Dataset records:
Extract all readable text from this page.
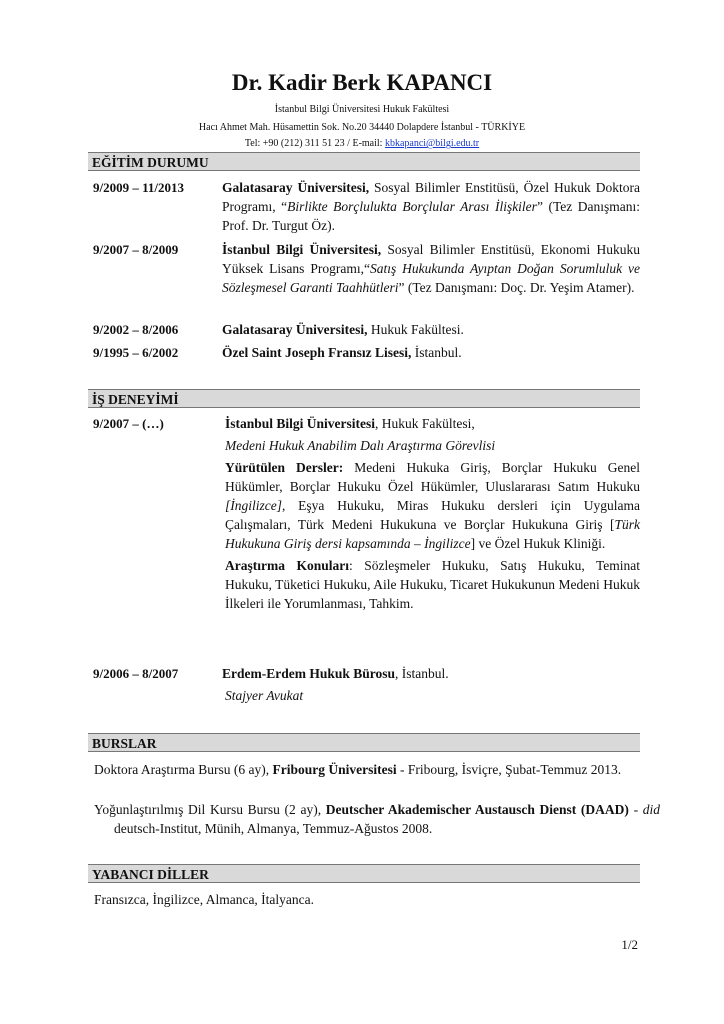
Dr. Kadir Berk KAPANCI
İstanbul Bilgi Üniversitesi Hukuk Fakültesi
Hacı Ahmet Mah. Hüsamettin Sok. No.20 34440 Dolapdere İstanbul - TÜRKİYE
Tel: +90 (212) 311 51 23 / E-mail: kbkapanci@bilgi.edu.tr
EĞİTİM DURUMU
9/2009 – 11/2013	Galatasaray Üniversitesi, Sosyal Bilimler Enstitüsü, Özel Hukuk Doktora Programı, “Birlikte Borçlulukta Borçlular Arası İlişkiler” (Tez Danışmanı: Prof. Dr. Turgut Öz).
9/2007 – 8/2009	İstanbul Bilgi Üniversitesi, Sosyal Bilimler Enstitüsü, Ekonomi Hukuku Yüksek Lisans Programı,“Satış Hukukunda Ayıptan Doğan Sorumluluk ve Sözleşmesel Garanti Taahhütleri” (Tez Danışmanı: Doç. Dr. Yeşim Atamer).
9/2002 – 8/2006	Galatasaray Üniversitesi, Hukuk Fakültesi.
9/1995 – 6/2002	Özel Saint Joseph Fransız Lisesi, İstanbul.
İŞ DENEYİMİ
9/2007 – (…)	İstanbul Bilgi Üniversitesi, Hukuk Fakültesi,

Medeni Hukuk Anabilim Dalı Araştırma Görevlisi

Yürütülen Dersler: Medeni Hukuka Giriş, Borçlar Hukuku Genel Hükümler, Borçlar Hukuku Özel Hükümler, Uluslararası Satım Hukuku [İngilizce], Eşya Hukuku, Miras Hukuku dersleri için Uygulama Çalışmaları, Türk Medeni Hukukuna ve Borçlar Hukukuna Giriş [Türk Hukukuna Giriş dersi kapsamında – İngilizce] ve Özel Hukuk Kliniği.

Araştırma Konuları: Sözleşmeler Hukuku, Satış Hukuku, Teminat Hukuku, Tüketici Hukuku, Aile Hukuku, Ticaret Hukukunun Medeni Hukuk İlkeleri ile Yorumlanması, Tahkim.

9/2006 – 8/2007	Erdem-Erdem Hukuk Bürosu, İstanbul.

Stajyer Avukat

BURSLAR
Doktora Araştırma Bursu (6 ay), Fribourg Üniversitesi - Fribourg, İsviçre, Şubat-Temmuz 2013.
Yoğunlaştırılmış Dil Kursu Bursu (2 ay), Deutscher Akademischer Austausch Dienst (DAAD) - did deutsch-Institut, Münih, Almanya, Temmuz-Ağustos 2008.
YABANCI DİLLER
Fransızca, İngilizce, Almanca, İtalyanca.
1/2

Set exercise: Tally the lines of the listing that include "Programı". Reply with nothing but the count.

Written solution: 2